**TASK REQUIREMENTS**
Filter the records below for the word "étaient". Copy each line that holds it.
======== ENTRIES ========
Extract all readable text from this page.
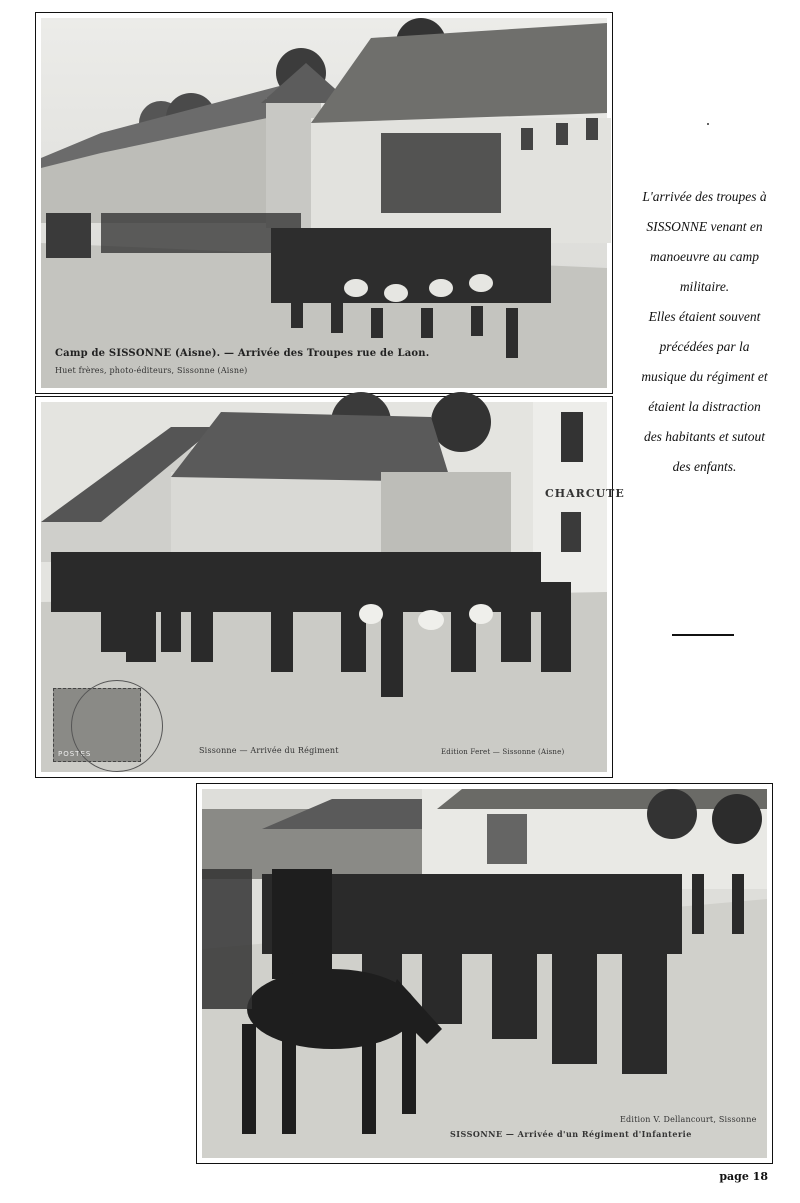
Camp de SISSONNE (Aisne). — Arrivée des Troupes rue de Laon.
Huet frères, photo-éditeurs, Sissonne (Aisne)
CHARCUTE
POSTES	Sissonne — Arrivée du Régiment	Edition Feret — Sissonne (Aisne)
Edition V. Dellancourt, Sissonne
SISSONNE — Arrivée d'un Régiment d'Infanterie
L'arrivée des troupes à
SISSONNE venant en
manoeuvre au camp
militaire.
Elles étaient souvent
précédées par la
musique du régiment et
étaient la distraction
des habitants et sutout
des enfants.
page 18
========
**FULL RESPONSE**
Elles étaient souvent
étaient la distraction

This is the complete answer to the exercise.